- **PROBLEM TO SOLVE**
Copy all of the material below exactly.

>> Start EXERCISE INPUTS

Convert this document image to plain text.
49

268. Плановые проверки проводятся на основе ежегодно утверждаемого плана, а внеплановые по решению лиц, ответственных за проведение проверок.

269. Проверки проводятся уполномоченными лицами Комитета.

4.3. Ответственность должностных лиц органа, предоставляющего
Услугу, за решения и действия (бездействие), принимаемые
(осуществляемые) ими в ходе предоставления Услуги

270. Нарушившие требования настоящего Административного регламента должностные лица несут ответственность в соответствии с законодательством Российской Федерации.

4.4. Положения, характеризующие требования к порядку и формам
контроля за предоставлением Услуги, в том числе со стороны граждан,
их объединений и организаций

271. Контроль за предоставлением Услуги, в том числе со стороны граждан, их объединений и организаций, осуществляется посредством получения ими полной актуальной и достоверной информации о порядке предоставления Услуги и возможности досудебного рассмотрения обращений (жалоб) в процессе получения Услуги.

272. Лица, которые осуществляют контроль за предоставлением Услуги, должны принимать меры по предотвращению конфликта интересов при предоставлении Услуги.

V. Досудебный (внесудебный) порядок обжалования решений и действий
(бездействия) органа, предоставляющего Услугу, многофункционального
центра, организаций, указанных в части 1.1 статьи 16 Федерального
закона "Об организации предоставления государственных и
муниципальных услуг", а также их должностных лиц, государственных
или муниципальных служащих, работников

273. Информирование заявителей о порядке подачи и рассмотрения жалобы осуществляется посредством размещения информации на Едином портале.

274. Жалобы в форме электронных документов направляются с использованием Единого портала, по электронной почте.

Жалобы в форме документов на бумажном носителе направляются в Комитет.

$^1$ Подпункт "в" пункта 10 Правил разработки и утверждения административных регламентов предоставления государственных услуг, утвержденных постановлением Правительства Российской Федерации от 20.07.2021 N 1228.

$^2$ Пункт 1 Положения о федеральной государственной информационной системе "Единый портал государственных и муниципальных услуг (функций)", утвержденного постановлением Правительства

>> End EXERCISE INPUTS

- **CORRECT OUTPUT**
Convert this document image to plain text.
49

268. Плановые проверки проводятся на основе ежегодно утверждаемого плана, а внеплановые по решению лиц, ответственных за проведение проверок.

269. Проверки проводятся уполномоченными лицами Комитета.

4.3. Ответственность должностных лиц органа, предоставляющего
Услугу, за решения и действия (бездействие), принимаемые
(осуществляемые) ими в ходе предоставления Услуги

270. Нарушившие требования настоящего Административного регламента должностные лица несут ответственность в соответствии с законодательством Российской Федерации.

4.4. Положения, характеризующие требования к порядку и формам
контроля за предоставлением Услуги, в том числе со стороны граждан,
их объединений и организаций

271. Контроль за предоставлением Услуги, в том числе со стороны граждан, их объединений и организаций, осуществляется посредством получения ими полной актуальной и достоверной информации о порядке предоставления Услуги и возможности досудебного рассмотрения обращений (жалоб) в процессе получения Услуги.

272. Лица, которые осуществляют контроль за предоставлением Услуги, должны принимать меры по предотвращению конфликта интересов при предоставлении Услуги.

V. Досудебный (внесудебный) порядок обжалования решений и действий
(бездействия) органа, предоставляющего Услугу, многофункционального
центра, организаций, указанных в части 1.1 статьи 16 Федерального
закона "Об организации предоставления государственных и
муниципальных услуг", а также их должностных лиц, государственных
или муниципальных служащих, работников

273. Информирование заявителей о порядке подачи и рассмотрения жалобы осуществляется посредством размещения информации на Едином портале.

274. Жалобы в форме электронных документов направляются с использованием Единого портала, по электронной почте.

Жалобы в форме документов на бумажном носителе направляются в Комитет.

$^1$ Подпункт "в" пункта 10 Правил разработки и утверждения административных регламентов предоставления государственных услуг, утвержденных постановлением Правительства Российской Федерации от 20.07.2021 N 1228.

$^2$ Пункт 1 Положения о федеральной государственной информационной системе "Единый портал государственных и муниципальных услуг (функций)", утвержденного постановлением Правительства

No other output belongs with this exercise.